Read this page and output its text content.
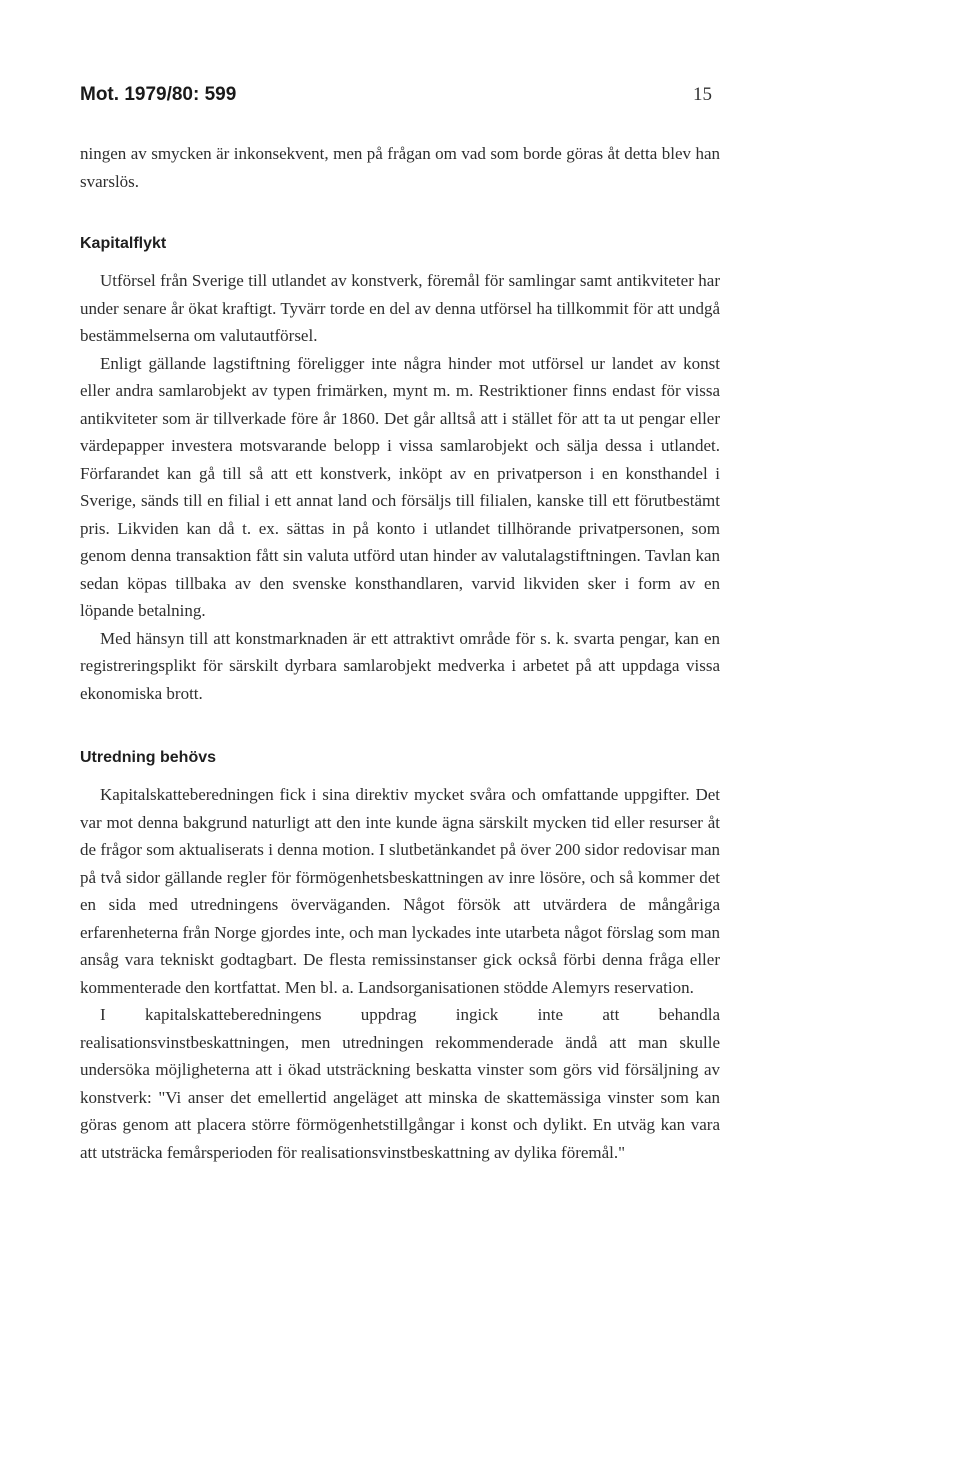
Mot. 1979/80: 599	15

ningen av smycken är inkonsekvent, men på frågan om vad som borde göras åt detta blev han svarslös.

Kapitalflykt

Utförsel från Sverige till utlandet av konstverk, föremål för samlingar samt antikviteter har under senare år ökat kraftigt. Tyvärr torde en del av denna utförsel ha tillkommit för att undgå bestämmelserna om valutautförsel.

Enligt gällande lagstiftning föreligger inte några hinder mot utförsel ur landet av konst eller andra samlarobjekt av typen frimärken, mynt m. m. Restriktioner finns endast för vissa antikviteter som är tillverkade före år 1860. Det går alltså att i stället för att ta ut pengar eller värdepapper investera motsvarande belopp i vissa samlarobjekt och sälja dessa i utlandet. Förfarandet kan gå till så att ett konstverk, inköpt av en privatperson i en konsthandel i Sverige, sänds till en filial i ett annat land och försäljs till filialen, kanske till ett förutbestämt pris. Likviden kan då t. ex. sättas in på konto i utlandet tillhörande privatpersonen, som genom denna transaktion fått sin valuta utförd utan hinder av valutalagstiftningen. Tavlan kan sedan köpas tillbaka av den svenske konsthandlaren, varvid likviden sker i form av en löpande betalning.

Med hänsyn till att konstmarknaden är ett attraktivt område för s. k. svarta pengar, kan en registreringsplikt för särskilt dyrbara samlarobjekt medverka i arbetet på att uppdaga vissa ekonomiska brott.

Utredning behövs

Kapitalskatteberedningen fick i sina direktiv mycket svåra och omfattande uppgifter. Det var mot denna bakgrund naturligt att den inte kunde ägna särskilt mycken tid eller resurser åt de frågor som aktualiserats i denna motion. I slutbetänkandet på över 200 sidor redovisar man på två sidor gällande regler för förmögenhetsbeskattningen av inre lösöre, och så kommer det en sida med utredningens överväganden. Något försök att utvärdera de mångåriga erfarenheterna från Norge gjordes inte, och man lyckades inte utarbeta något förslag som man ansåg vara tekniskt godtagbart. De flesta remissinstanser gick också förbi denna fråga eller kommenterade den kortfattat. Men bl. a. Landsorganisationen stödde Alemyrs reservation.

I kapitalskatteberedningens uppdrag ingick inte att behandla realisationsvinstbeskattningen, men utredningen rekommenderade ändå att man skulle undersöka möjligheterna att i ökad utsträckning beskatta vinster som görs vid försäljning av konstverk: "Vi anser det emellertid angeläget att minska de skattemässiga vinster som kan göras genom att placera större förmögenhetstillgångar i konst och dylikt. En utväg kan vara att utsträcka femårsperioden för realisationsvinstbeskattning av dylika föremål."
• • • • •
# [Exercise description]
Copy out each line of the listing that contains the word "göras".

# [Answer space]
ningen av smycken är inkonsekvent, men på frågan om vad som borde göras åt detta blev han svarslös.
I kapitalskatteberedningens uppdrag ingick inte att behandla realisationsvinstbeskattningen, men utredningen rekommenderade ändå att man skulle undersöka möjligheterna att i ökad utsträckning beskatta vinster som görs vid försäljning av konstverk: "Vi anser det emellertid angeläget att minska de skattemässiga vinster som kan göras genom att placera större förmögenhetstillgångar i konst och dylikt. En utväg kan vara att utsträcka femårsperioden för realisationsvinstbeskattning av dylika föremål."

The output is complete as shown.